Selected text:

**********

Preferred Stock |
3 Months Ended |
|---|---|
Mar. 31, 2026 | |
| Equity [Abstract] | |
| Preferred Stock | Preferred Stock Rights and Preferences of the Series A, B and C Preferred Stock
Each share of Series A, B and C Preferred Stock has a stated value of $1,000 per share and, when issued, the Preferred Stock will be fully paid and non-assessable. The Preferred Stock, with respect to the payment of dividends, distributions and payments upon the liquidation, dissolution and winding up of the Company, ranks senior to all capital stock of the Company, unless the Required Holders (as defined in the applicable Certificate of Designations) consent to the creation of other capital stock of the Company that is senior or equal in rank to the specific series of Preferred Stock. For the avoidance of doubt, the Series A, B and C Preferred Stock ranks in parity with each other.
The holders of Series B and C Preferred Stock will be entitled to a 10% per annum dividends and holders of Series A Preferred Stock will be entitled to 5% per annum dividends. The dividends are payable to each record holder of the Preferred Stock in shares of Common Stock so long as there has been no Equity Conditions Failure (as defined in the applicable Certificate of Designations), and the Company may, at its option, under certain circumstances, capitalize the dividend by increasing the stated value of each Preferred Shares or elect a combination of the capitalized dividend and a payment in dividend shares.

**********

What is asked:
[A] Answer these from the preferred stock note:
(i) What stated value per share does each share of Series A, B and C Preferred Stock have?
(ii) What annual dividend rate applies to holders of Series A Preferred Stock?
(iii) How do the Series A, B and C Preferred Stock rank with respect to each other?
[B] Go on with the preferred stock note, picking up after its final sentence.

Given records:
**********

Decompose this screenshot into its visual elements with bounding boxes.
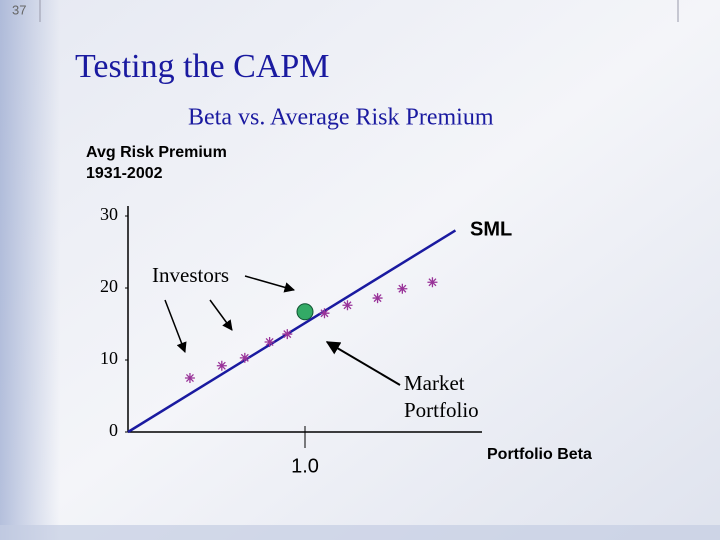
arrow bbox=[209, 299, 233, 331]
y-tick-label: 0 bbox=[109, 420, 118, 440]
title: Testing the CAPM bbox=[75, 48, 330, 85]
point bbox=[239, 352, 250, 363]
arrow bbox=[244, 275, 296, 293]
bottom-strip bbox=[0, 525, 720, 540]
slide-number: 37 bbox=[12, 2, 26, 17]
y-axis-label: Avg Risk Premium bbox=[86, 144, 227, 161]
sml-label: SML bbox=[470, 218, 512, 240]
sml-line bbox=[127, 229, 457, 434]
investors-label: Investors bbox=[152, 263, 229, 287]
x-tick-label: 1.0 bbox=[291, 455, 319, 477]
market-label: Market bbox=[404, 371, 465, 395]
point bbox=[372, 293, 383, 304]
y-axis-label: 1931-2002 bbox=[86, 165, 163, 182]
point bbox=[397, 283, 408, 294]
arrow bbox=[325, 341, 401, 386]
market-point bbox=[296, 303, 314, 321]
point bbox=[264, 337, 275, 347]
side-strip bbox=[0, 0, 60, 540]
point bbox=[184, 373, 195, 383]
y-tick-label: 30 bbox=[100, 204, 118, 224]
point bbox=[427, 277, 438, 288]
y-tick-label: 10 bbox=[100, 348, 118, 368]
x-axis-label: Portfolio Beta bbox=[487, 446, 592, 463]
subtitle: Beta vs. Average Risk Premium bbox=[188, 105, 494, 131]
point bbox=[282, 329, 293, 340]
market-label: Portfolio bbox=[404, 398, 479, 422]
point bbox=[342, 300, 353, 311]
arrow bbox=[164, 299, 187, 353]
point bbox=[319, 308, 330, 319]
y-tick-label: 20 bbox=[100, 276, 118, 296]
point bbox=[216, 360, 227, 371]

**********

Task answers:
[A]
(i) $1,000 per share
(ii) 5% per annum
(iii) They rank in parity with each other.

[B]
Management has elected to capitalize dividends on each dividend date, which is the first Trading Day of the quarter after to which the dividend relates. During the three months ended March 31, 2026, dividends relating to the Series A, B and C Preferred Stock of $71,958, $71,399 and $16,753, respectively, were capitalized. The stated value of the Series A, B and C Preferred Stock increased to $1,050.95, $1,040.66 and $1,007.78, respectively. At March 31, 2026, dividends payable of $72,857, $58,875 and $46,456 relating to Series A, B and C Preferred Stock, respectively, were reported under other creditors in the Condensed Consolidated Balance Sheets. At December 31, 2025, dividends payable of $71,958, $71,399 and $16,753 relating to Series A, B and C Preferred Stock, respectively, were reported under other liabilities in the Condensed Consolidated Balance Sheets.
If at any time the Company grants, issues or sells any options, convertible securities, or rights to purchase stock, warrants, securities or other property pro rata to all or substantially all of the record holders of any class of Common Stock (the “Purchase Rights”), then each holder of Preferred Stock will be entitled to acquire, upon the terms applicable to such Purchase Rights, the aggregate Purchase Rights which such holder could have acquired if such holder had held the number of shares of Common Stock acquirable upon complete conversion of all the Preferred Stock held by such holder immediately prior to the date as of which the record holders of shares of Common Stock are to be determined for the grant, issue or sale of such Purchase Rights at the Alternate Conversion Price (as defined below); subject to certain limitations on beneficial ownership.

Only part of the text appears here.